[START]

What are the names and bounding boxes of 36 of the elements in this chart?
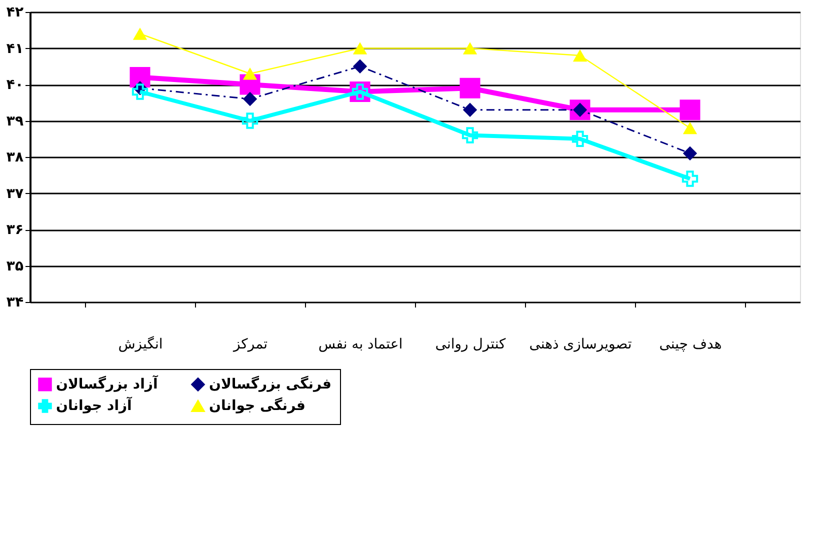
point	[680, 100, 700, 120]
legend-label: آزاد جوانان	[56, 396, 134, 414]
x-tick-label: اعتماد به نفس	[318, 336, 403, 352]
y-tick-label: ۳۴	[6, 294, 24, 310]
legend-label: فرنگی بزرگسالان	[209, 375, 332, 392]
point	[352, 42, 368, 54]
point	[132, 84, 148, 100]
point	[460, 78, 480, 98]
y-tick-label: ۴۲	[6, 4, 24, 20]
x-tick-label: تمرکز	[232, 336, 268, 352]
point	[242, 92, 258, 106]
y-tick-label: ۳۹	[6, 113, 24, 130]
y-tick-label: ۳۸	[6, 150, 24, 166]
point	[572, 49, 588, 62]
point	[132, 28, 148, 40]
legend-label: فرنگی جوانان	[209, 397, 306, 414]
point	[352, 59, 368, 74]
point	[682, 146, 698, 160]
point	[682, 122, 698, 134]
x-tick-label: تصویرسازی ذهنی	[529, 336, 632, 352]
y-tick-label: ۴۱	[6, 40, 24, 57]
point	[682, 170, 698, 187]
legend-label: آزاد بزرگسالان	[56, 374, 159, 392]
point	[242, 112, 258, 129]
x-tick-label: انگیزش	[118, 336, 163, 352]
x-tick-label: هدف چینی	[659, 336, 722, 352]
point	[242, 68, 258, 80]
point	[462, 102, 478, 117]
y-tick-label: ۳۵	[6, 258, 24, 274]
point	[572, 130, 588, 147]
y-tick-label: ۳۶	[6, 222, 24, 238]
x-tick-label: کنترل روانی	[435, 336, 506, 352]
point	[462, 42, 478, 54]
y-tick-label: ۴۰	[6, 77, 24, 93]
point	[462, 127, 478, 144]
y-tick-label: ۳۷	[6, 186, 24, 202]
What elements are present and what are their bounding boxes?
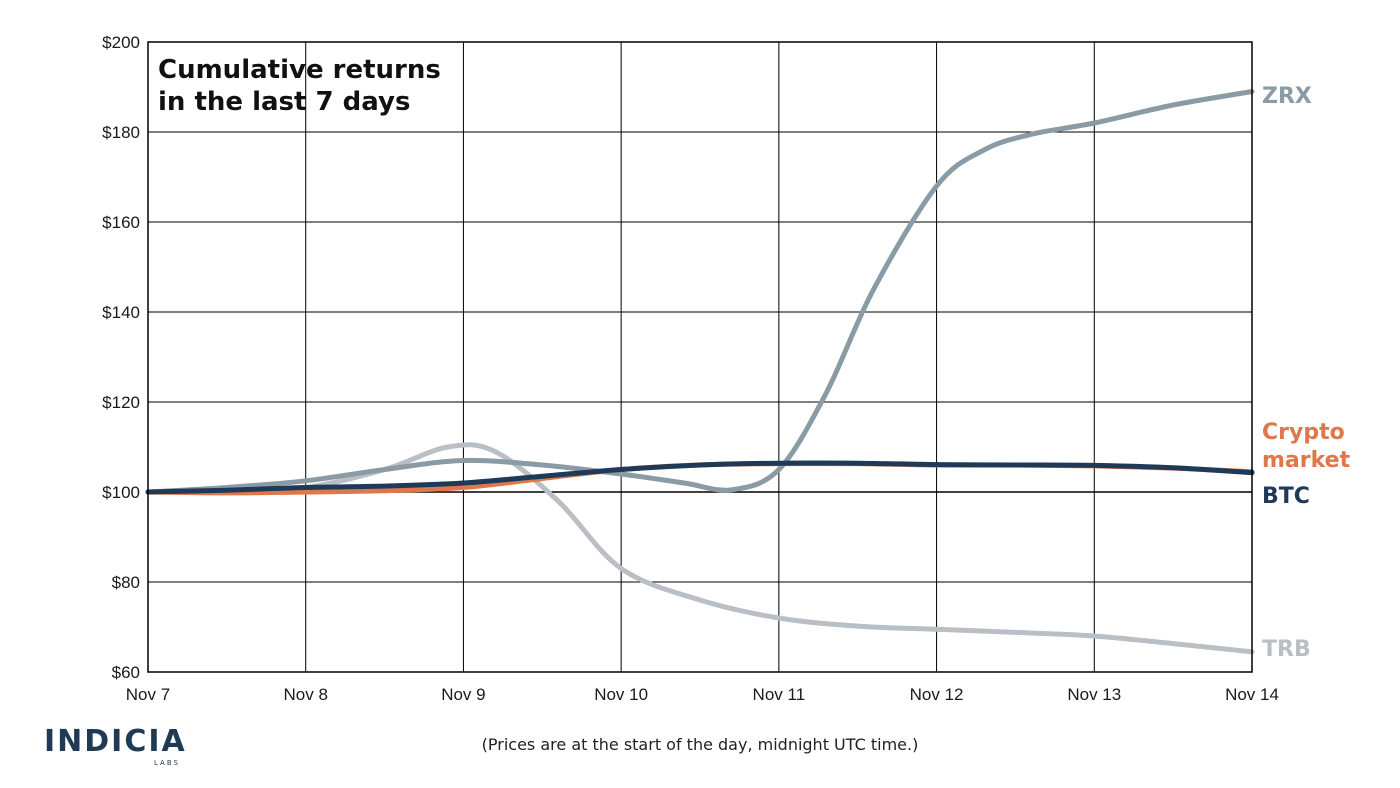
series-label: market xyxy=(1262,448,1351,473)
series-line-trb xyxy=(145,442,1255,655)
series-label: TRB xyxy=(1262,637,1311,662)
x-tick-label: Nov 10 xyxy=(594,685,648,704)
x-tick-label: Nov 11 xyxy=(753,685,806,704)
y-tick-label: $100 xyxy=(102,483,140,502)
chart-title-line: in the last 7 days xyxy=(158,87,410,117)
x-tick-label: Nov 12 xyxy=(910,685,964,704)
y-axis-ticks: $60 $80 $100 $120 $140 $160 $180 $200 xyxy=(102,33,140,682)
y-tick-label: $60 xyxy=(112,663,140,682)
x-tick-label: Nov 9 xyxy=(441,685,485,704)
y-tick-label: $200 xyxy=(102,33,140,52)
footnote-text: (Prices are at the start of the day, mid… xyxy=(481,735,919,754)
plot-area xyxy=(148,42,1252,672)
series-line-btc xyxy=(145,460,1255,495)
series-layer xyxy=(145,89,1255,655)
x-tick-label: Nov 14 xyxy=(1225,685,1279,704)
x-tick-label: Nov 8 xyxy=(284,685,328,704)
x-tick-label: Nov 7 xyxy=(126,685,170,704)
y-tick-label: $140 xyxy=(102,303,140,322)
indicia-logo: INDICIA LABS xyxy=(44,724,187,772)
series-label: Crypto xyxy=(1262,420,1345,445)
plot-border xyxy=(147,41,1253,673)
series-label: ZRX xyxy=(1262,84,1312,109)
y-tick-label: $160 xyxy=(102,213,140,232)
series-label: BTC xyxy=(1262,484,1310,509)
logo-wordmark: INDICIA xyxy=(44,724,187,759)
y-tick-label: $180 xyxy=(102,123,140,142)
x-axis-ticks: Nov 7 Nov 8 Nov 9 Nov 10 Nov 11 Nov 12 Nov 13 N… xyxy=(126,685,1279,704)
series-labels: ZRX Crypto market BTC TRB xyxy=(1262,84,1351,662)
y-tick-label: $80 xyxy=(112,573,140,592)
y-tick-label: $120 xyxy=(102,393,140,412)
logo-subtitle: LABS xyxy=(154,759,180,767)
x-tick-label: Nov 13 xyxy=(1067,685,1121,704)
series-line-zrx xyxy=(145,89,1255,495)
chart-title-line: Cumulative returns xyxy=(158,55,441,85)
footnote: (Prices are at the start of the day, mid… xyxy=(0,735,1400,754)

[END]

## WORK TO DO
Reproduce the material above with every "x-tick-label" switched to "x-axis-label" and everything else left the same. Leave out the pictures.

## CORRECT RESULT
What are the names and bounding boxes of 36 of the elements in this chart?
point	[680, 100, 700, 120]
legend-label: آزاد جوانان	[56, 396, 134, 414]
x-axis-label: اعتماد به نفس	[318, 336, 403, 352]
y-tick-label: ۳۴	[6, 294, 24, 310]
legend-label: فرنگی بزرگسالان	[209, 375, 332, 392]
point	[352, 42, 368, 54]
point	[132, 84, 148, 100]
point	[460, 78, 480, 98]
y-tick-label: ۴۲	[6, 4, 24, 20]
x-axis-label: تمرکز	[232, 336, 268, 352]
point	[242, 92, 258, 106]
y-tick-label: ۳۹	[6, 113, 24, 130]
y-tick-label: ۳۸	[6, 150, 24, 166]
point	[572, 49, 588, 62]
point	[132, 28, 148, 40]
legend-label: فرنگی جوانان	[209, 397, 306, 414]
point	[352, 59, 368, 74]
point	[682, 146, 698, 160]
point	[682, 122, 698, 134]
x-axis-label: تصویرسازی ذهنی	[529, 336, 632, 352]
y-tick-label: ۴۱	[6, 40, 24, 57]
point	[682, 170, 698, 187]
legend-label: آزاد بزرگسالان	[56, 374, 159, 392]
point	[242, 112, 258, 129]
x-axis-label: انگیزش	[118, 336, 163, 352]
x-axis-label: هدف چینی	[659, 336, 722, 352]
point	[242, 68, 258, 80]
point	[462, 102, 478, 117]
y-tick-label: ۳۵	[6, 258, 24, 274]
point	[572, 130, 588, 147]
y-tick-label: ۳۶	[6, 222, 24, 238]
x-axis-label: کنترل روانی	[435, 336, 506, 352]
point	[462, 42, 478, 54]
y-tick-label: ۴۰	[6, 77, 24, 93]
point	[462, 127, 478, 144]
y-tick-label: ۳۷	[6, 186, 24, 202]
What elements are present and what are their bounding boxes?
series-label: market xyxy=(1262,448,1351,473)
series-line-trb xyxy=(145,442,1255,655)
series-label: TRB xyxy=(1262,637,1311,662)
x-axis-label: Nov 10 xyxy=(594,685,648,704)
x-axis-label: Nov 11 xyxy=(753,685,806,704)
y-tick-label: $100 xyxy=(102,483,140,502)
chart-title-line: in the last 7 days xyxy=(158,87,410,117)
x-axis-label: Nov 12 xyxy=(910,685,964,704)
y-axis-ticks: $60 $80 $100 $120 $140 $160 $180 $200 xyxy=(102,33,140,682)
y-tick-label: $60 xyxy=(112,663,140,682)
x-axis-label: Nov 9 xyxy=(441,685,485,704)
y-tick-label: $200 xyxy=(102,33,140,52)
footnote-text: (Prices are at the start of the day, mid… xyxy=(481,735,919,754)
plot-area xyxy=(148,42,1252,672)
series-line-btc xyxy=(145,460,1255,495)
series-layer xyxy=(145,89,1255,655)
x-axis-label: Nov 14 xyxy=(1225,685,1279,704)
x-axis-label: Nov 8 xyxy=(284,685,328,704)
x-axis-label: Nov 7 xyxy=(126,685,170,704)
y-tick-label: $140 xyxy=(102,303,140,322)
indicia-logo: INDICIA LABS xyxy=(44,724,187,772)
series-label: Crypto xyxy=(1262,420,1345,445)
plot-border xyxy=(147,41,1253,673)
series-label: ZRX xyxy=(1262,84,1312,109)
y-tick-label: $160 xyxy=(102,213,140,232)
series-label: BTC xyxy=(1262,484,1310,509)
logo-wordmark: INDICIA xyxy=(44,724,187,759)
y-tick-label: $180 xyxy=(102,123,140,142)
x-axis-ticks: Nov 7 Nov 8 Nov 9 Nov 10 Nov 11 Nov 12 Nov 13 N… xyxy=(126,685,1279,704)
series-labels: ZRX Crypto market BTC TRB xyxy=(1262,84,1351,662)
y-tick-label: $80 xyxy=(112,573,140,592)
y-tick-label: $120 xyxy=(102,393,140,412)
logo-subtitle: LABS xyxy=(154,759,180,767)
x-axis-label: Nov 13 xyxy=(1067,685,1121,704)
series-line-zrx xyxy=(145,89,1255,495)
chart-title-line: Cumulative returns xyxy=(158,55,441,85)
footnote: (Prices are at the start of the day, mid… xyxy=(0,735,1400,754)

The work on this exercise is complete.